* _TASK GOAL_:
From the entries below, gather every line containing the string "思想核心".

* _AVAILABLE RECORDS_:
┌──
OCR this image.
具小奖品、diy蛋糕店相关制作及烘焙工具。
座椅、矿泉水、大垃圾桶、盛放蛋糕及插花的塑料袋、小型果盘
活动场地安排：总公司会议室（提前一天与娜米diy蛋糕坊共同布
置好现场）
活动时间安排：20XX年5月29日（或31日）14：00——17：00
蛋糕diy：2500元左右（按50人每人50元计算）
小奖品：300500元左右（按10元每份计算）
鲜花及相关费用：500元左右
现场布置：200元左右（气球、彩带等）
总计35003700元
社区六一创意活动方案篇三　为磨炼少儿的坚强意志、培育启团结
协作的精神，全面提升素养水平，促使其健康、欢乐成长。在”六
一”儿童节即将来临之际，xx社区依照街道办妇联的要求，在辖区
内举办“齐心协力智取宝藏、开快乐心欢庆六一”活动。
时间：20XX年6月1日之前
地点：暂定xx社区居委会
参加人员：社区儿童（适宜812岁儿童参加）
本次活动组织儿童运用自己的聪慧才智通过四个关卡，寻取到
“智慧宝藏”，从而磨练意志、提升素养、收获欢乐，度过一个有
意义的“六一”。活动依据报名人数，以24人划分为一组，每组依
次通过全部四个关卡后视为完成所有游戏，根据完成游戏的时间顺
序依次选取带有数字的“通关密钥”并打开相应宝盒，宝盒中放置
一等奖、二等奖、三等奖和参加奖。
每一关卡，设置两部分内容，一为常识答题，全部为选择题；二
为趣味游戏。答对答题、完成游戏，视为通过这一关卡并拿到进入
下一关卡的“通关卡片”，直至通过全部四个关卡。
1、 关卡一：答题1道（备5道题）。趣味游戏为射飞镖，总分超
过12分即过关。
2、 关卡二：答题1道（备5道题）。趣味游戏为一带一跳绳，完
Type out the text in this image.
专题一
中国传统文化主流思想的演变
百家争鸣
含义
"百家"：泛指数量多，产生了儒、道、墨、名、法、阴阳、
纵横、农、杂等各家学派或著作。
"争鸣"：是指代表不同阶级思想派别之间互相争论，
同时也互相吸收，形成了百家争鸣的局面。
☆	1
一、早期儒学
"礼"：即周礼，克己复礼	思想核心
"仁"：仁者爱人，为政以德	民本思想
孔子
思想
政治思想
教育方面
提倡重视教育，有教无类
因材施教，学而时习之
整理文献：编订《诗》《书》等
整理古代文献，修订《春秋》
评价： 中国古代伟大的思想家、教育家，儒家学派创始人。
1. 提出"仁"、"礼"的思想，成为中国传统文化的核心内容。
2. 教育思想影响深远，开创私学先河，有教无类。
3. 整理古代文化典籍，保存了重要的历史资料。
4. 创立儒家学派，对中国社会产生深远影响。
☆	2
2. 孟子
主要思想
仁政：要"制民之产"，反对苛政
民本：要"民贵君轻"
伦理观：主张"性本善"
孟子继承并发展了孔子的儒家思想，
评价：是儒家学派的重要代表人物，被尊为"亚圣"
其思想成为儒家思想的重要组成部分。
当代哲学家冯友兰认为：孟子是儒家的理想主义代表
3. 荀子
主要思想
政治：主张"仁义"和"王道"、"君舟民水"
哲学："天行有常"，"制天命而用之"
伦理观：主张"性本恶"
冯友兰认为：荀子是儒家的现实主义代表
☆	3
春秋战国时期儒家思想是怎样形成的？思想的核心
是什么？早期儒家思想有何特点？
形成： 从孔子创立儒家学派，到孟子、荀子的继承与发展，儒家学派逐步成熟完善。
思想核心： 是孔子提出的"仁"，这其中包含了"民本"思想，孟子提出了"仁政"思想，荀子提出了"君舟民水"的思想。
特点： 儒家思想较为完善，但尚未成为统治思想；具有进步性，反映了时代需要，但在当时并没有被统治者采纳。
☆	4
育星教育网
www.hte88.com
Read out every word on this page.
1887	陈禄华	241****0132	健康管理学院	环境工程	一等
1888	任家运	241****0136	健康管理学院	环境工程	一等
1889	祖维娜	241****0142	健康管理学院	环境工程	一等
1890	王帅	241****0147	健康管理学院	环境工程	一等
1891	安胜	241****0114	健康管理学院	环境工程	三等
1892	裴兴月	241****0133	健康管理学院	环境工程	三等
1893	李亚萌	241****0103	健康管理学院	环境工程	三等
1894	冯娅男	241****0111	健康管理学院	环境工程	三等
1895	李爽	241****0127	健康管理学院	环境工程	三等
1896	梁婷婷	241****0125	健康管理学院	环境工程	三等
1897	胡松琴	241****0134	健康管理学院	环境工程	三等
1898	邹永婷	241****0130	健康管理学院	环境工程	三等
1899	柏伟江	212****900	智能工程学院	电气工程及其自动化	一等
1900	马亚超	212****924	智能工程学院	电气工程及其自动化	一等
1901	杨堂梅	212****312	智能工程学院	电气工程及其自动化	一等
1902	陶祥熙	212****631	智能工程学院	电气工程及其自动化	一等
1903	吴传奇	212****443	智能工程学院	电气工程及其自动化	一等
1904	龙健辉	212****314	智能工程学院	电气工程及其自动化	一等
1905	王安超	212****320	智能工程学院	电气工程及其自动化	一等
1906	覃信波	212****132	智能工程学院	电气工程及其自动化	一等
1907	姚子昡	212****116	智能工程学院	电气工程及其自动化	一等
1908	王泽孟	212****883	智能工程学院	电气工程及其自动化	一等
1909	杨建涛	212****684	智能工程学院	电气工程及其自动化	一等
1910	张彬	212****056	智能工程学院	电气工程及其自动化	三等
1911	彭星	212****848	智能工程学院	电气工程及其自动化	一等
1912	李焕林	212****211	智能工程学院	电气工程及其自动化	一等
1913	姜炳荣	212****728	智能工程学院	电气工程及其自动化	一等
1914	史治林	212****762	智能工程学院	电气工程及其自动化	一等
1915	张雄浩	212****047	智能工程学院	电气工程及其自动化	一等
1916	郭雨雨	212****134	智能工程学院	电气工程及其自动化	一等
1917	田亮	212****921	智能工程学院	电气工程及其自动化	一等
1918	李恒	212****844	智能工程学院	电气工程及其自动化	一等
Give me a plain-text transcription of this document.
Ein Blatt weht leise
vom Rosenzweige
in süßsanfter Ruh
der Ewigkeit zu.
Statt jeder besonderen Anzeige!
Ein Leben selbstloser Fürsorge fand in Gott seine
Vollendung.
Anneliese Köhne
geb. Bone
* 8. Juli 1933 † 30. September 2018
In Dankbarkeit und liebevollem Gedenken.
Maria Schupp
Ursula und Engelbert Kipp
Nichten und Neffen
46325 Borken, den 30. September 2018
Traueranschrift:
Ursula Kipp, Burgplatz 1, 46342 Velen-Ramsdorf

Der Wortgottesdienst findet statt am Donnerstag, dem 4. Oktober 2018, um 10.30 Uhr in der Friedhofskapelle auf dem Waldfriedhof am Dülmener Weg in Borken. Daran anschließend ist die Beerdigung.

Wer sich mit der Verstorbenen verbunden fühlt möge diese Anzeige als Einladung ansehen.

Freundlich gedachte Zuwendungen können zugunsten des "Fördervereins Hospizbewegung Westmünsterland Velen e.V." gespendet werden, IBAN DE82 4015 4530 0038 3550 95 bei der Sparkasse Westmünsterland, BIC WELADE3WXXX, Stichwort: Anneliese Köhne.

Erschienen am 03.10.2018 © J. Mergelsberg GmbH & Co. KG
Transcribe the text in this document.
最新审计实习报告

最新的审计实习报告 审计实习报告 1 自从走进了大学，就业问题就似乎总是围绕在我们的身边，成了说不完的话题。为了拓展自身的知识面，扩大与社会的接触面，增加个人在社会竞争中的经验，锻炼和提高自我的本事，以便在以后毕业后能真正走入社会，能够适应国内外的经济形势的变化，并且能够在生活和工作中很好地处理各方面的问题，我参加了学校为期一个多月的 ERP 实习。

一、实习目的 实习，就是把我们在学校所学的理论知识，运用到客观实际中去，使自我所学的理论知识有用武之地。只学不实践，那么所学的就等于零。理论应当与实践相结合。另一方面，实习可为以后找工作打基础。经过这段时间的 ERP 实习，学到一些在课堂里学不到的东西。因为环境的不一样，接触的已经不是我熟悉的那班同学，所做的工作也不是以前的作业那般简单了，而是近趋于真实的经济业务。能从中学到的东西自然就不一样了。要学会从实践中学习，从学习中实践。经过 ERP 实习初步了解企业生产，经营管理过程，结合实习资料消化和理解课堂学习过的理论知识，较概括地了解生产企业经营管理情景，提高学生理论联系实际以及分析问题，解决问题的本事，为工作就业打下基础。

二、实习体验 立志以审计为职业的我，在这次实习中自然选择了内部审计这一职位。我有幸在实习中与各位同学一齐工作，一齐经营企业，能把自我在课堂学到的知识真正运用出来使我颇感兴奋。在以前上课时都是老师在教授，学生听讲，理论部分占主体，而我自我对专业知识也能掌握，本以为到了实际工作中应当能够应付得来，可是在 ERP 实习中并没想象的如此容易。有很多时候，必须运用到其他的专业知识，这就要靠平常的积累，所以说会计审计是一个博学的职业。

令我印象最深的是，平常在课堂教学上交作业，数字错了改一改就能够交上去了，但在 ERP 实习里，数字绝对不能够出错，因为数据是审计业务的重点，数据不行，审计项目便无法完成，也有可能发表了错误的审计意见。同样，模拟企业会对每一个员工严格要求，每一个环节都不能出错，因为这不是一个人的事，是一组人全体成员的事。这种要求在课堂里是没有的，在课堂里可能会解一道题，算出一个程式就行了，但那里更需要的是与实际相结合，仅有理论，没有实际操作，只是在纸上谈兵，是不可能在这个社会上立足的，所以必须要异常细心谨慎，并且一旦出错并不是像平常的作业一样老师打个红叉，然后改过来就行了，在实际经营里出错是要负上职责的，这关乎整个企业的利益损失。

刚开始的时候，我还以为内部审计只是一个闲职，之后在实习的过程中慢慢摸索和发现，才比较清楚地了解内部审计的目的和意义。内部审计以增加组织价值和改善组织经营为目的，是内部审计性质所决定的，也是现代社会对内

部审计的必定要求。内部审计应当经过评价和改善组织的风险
└──
* _ANSWER TO THE PROBLEM_:
"礼"：即周礼，克己复礼	思想核心
思想核心： 是孔子提出的"仁"，这其中包含了"民本"思想，孟子提出了"仁政"思想，荀子提出了"君舟民水"的思想。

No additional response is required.